§ Goal of the exercise
Transcribe every entry below word for word, but skip the pictures.
start
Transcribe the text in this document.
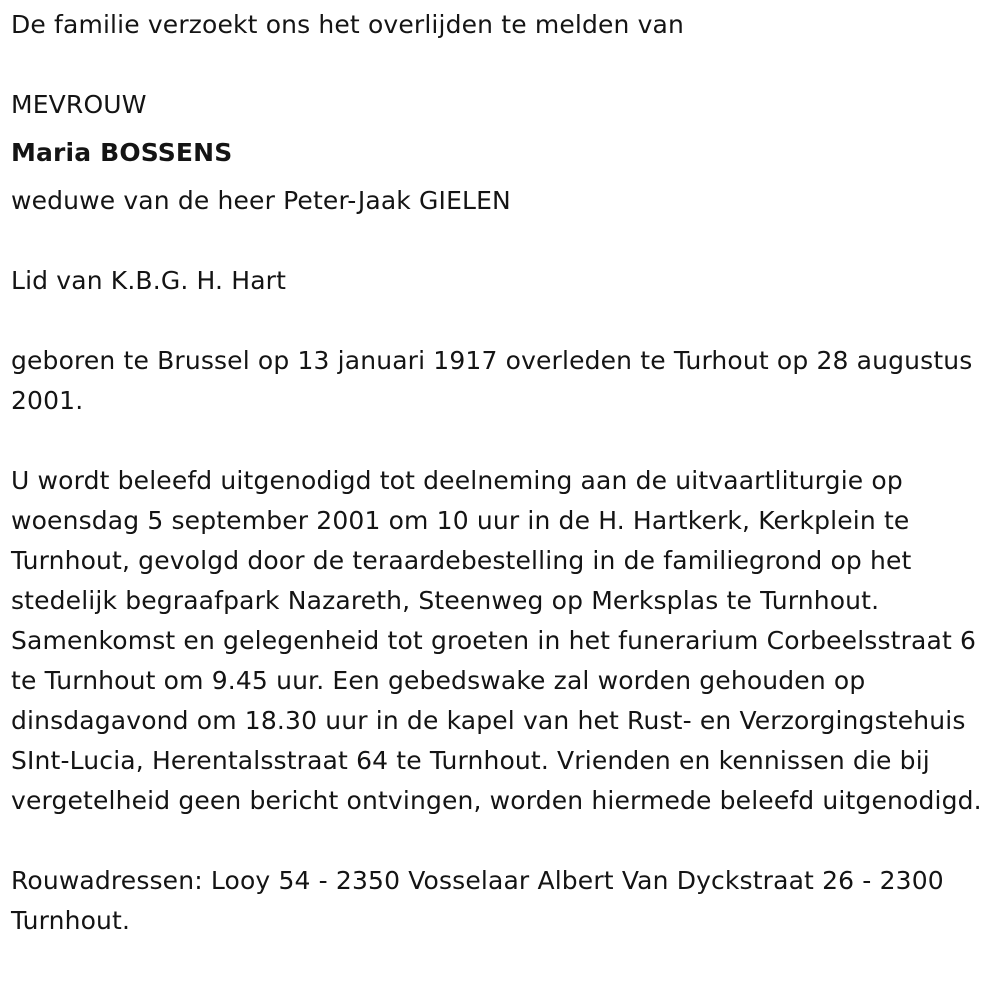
De familie verzoekt ons het overlijden te melden van

MEVROUW

Maria BOSSENS

weduwe van de heer Peter-Jaak GIELEN

Lid van K.B.G. H. Hart

geboren te Brussel op 13 januari 1917 overleden te Turhout op 28 augustus 2001.

U wordt beleefd uitgenodigd tot deelneming aan de uitvaartliturgie op woensdag 5 september 2001 om 10 uur in de H. Hartkerk, Kerkplein te Turnhout, gevolgd door de teraardebestelling in de familiegrond op het stedelijk begraafpark Nazareth, Steenweg op Merksplas te Turnhout. Samenkomst en gelegenheid tot groeten in het funerarium Corbeelsstraat 6 te Turnhout om 9.45 uur. Een gebedswake zal worden gehouden op dinsdagavond om 18.30 uur in de kapel van het Rust- en Verzorgingstehuis SInt-Lucia, Herentalsstraat 64 te Turnhout. Vrienden en kennissen die bij vergetelheid geen bericht ontvingen, worden hiermede beleefd uitgenodigd.

Rouwadressen: Looy 54 - 2350 Vosselaar Albert Van Dyckstraat 26 - 2300 Turnhout.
end
§ Output for this exercise
Transcribe the text in this document.
De familie verzoekt ons het overlijden te melden van

MEVROUW

Maria BOSSENS

weduwe van de heer Peter-Jaak GIELEN

Lid van K.B.G. H. Hart

geboren te Brussel op 13 januari 1917 overleden te Turhout op 28 augustus 2001.

U wordt beleefd uitgenodigd tot deelneming aan de uitvaartliturgie op woensdag 5 september 2001 om 10 uur in de H. Hartkerk, Kerkplein te Turnhout, gevolgd door de teraardebestelling in de familiegrond op het stedelijk begraafpark Nazareth, Steenweg op Merksplas te Turnhout. Samenkomst en gelegenheid tot groeten in het funerarium Corbeelsstraat 6 te Turnhout om 9.45 uur. Een gebedswake zal worden gehouden op dinsdagavond om 18.30 uur in de kapel van het Rust- en Verzorgingstehuis SInt-Lucia, Herentalsstraat 64 te Turnhout. Vrienden en kennissen die bij vergetelheid geen bericht ontvingen, worden hiermede beleefd uitgenodigd.

Rouwadressen: Looy 54 - 2350 Vosselaar Albert Van Dyckstraat 26 - 2300 Turnhout.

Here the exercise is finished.